## Begin Text passage
Storen doesn’t have Jeffress’ stuff, but he’s a very good set-up man who’s already proven he can pitch in the majors. My initial concern with Espinosa was that he didn’t have the defensive chops to play shortstop, and the Royals already have a ton of second basemen. But researching the issue a little has convinced me that Espinosa, while he’ll likely play second base for the Nationals because they also have Ian Desmond, has the tools to be a solid-average defender at shortstop – and could hit 20-25 homers in the majors.
And that leaves Norris, who might be the best prospect of the four. Norris, who’s a native of Goddard, Kansas, suffered through an injury-plagued 2010 season, with a wrist problem that didn’t really allow him to hit for power until the Arizona Fall League, where he mashed. Even so, he hit .235/.419/.419 as a 21-year-old in high-A ball. And despite getting mixed reviews about his defense behind the plate, he threw out 51% of baserunners who attempted to steal.
It’s not a consensus that he can remain behind the plate, but the consensus is a lot stronger that he can that it is for Wil Myers, or for Jesus Montero for that matter. If he can, Norris could be this generation’s version of Mickey Tettleton. He’ll probably be a .270 hitter at best, but he could hit 25 homers and walk 80 or 90 times a year. That’s a player.
So yeah, that probably beats the Brewers offer. Espinosa counters Escobar’s superior glove with a better bat, Zimmermann is better than Odorizzi, and Norris – while farther from the majors – is better than Cain. Storen has less upside than Jeffress, but also less risk. That would have been a better trade, maybe substantially better.
And it doesn’t matter, because Greinke vetoed it. He refused to waive his no-trade clause to Washington; Jon Heyman reported that the Nationals even tried to sweeten the deal by extending him a long-term contract. No dice. Greinke wants to play for a winner, and – not unreasonably, I might add – determined that the Nationals’ shot at winning in the NL East the next few years isn’t much better than the Royals’ chances in the AL Central.
## End Text passage
## Begin Source data
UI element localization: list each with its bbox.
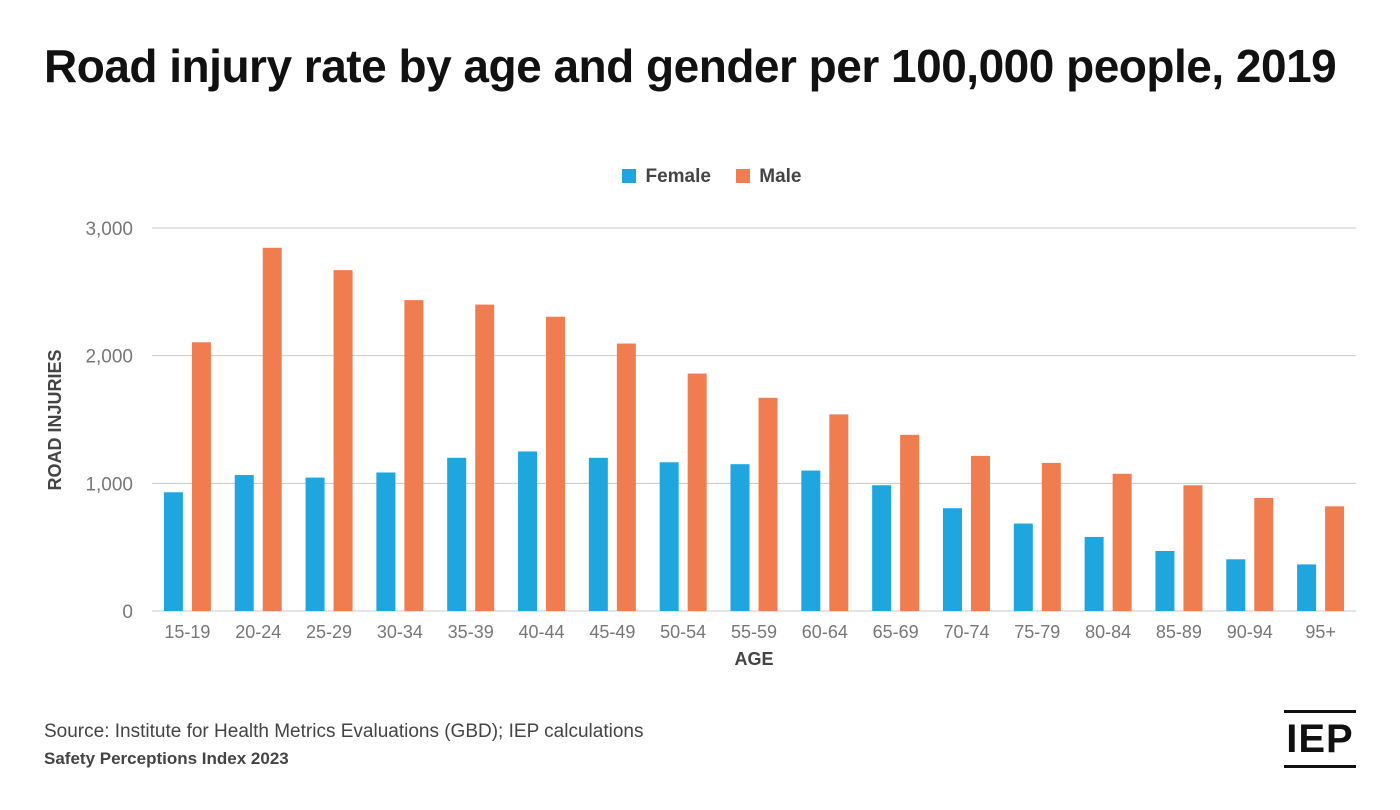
## End Source data
▶ **Your instructions**:
Type out the Greinke trade passage word for word, starting at "So yeah, that" and ending at "maybe substantially better.". The lines are separate material and have no connection to the passage.

▶ **Output for this task**:
So yeah, that probably beats the Brewers offer. Espinosa counters Escobar’s superior glove with a better bat, Zimmermann is better than Odorizzi, and Norris – while farther from the majors – is better than Cain. Storen has less upside than Jeffress, but also less risk. That would have been a better trade, maybe substantially better.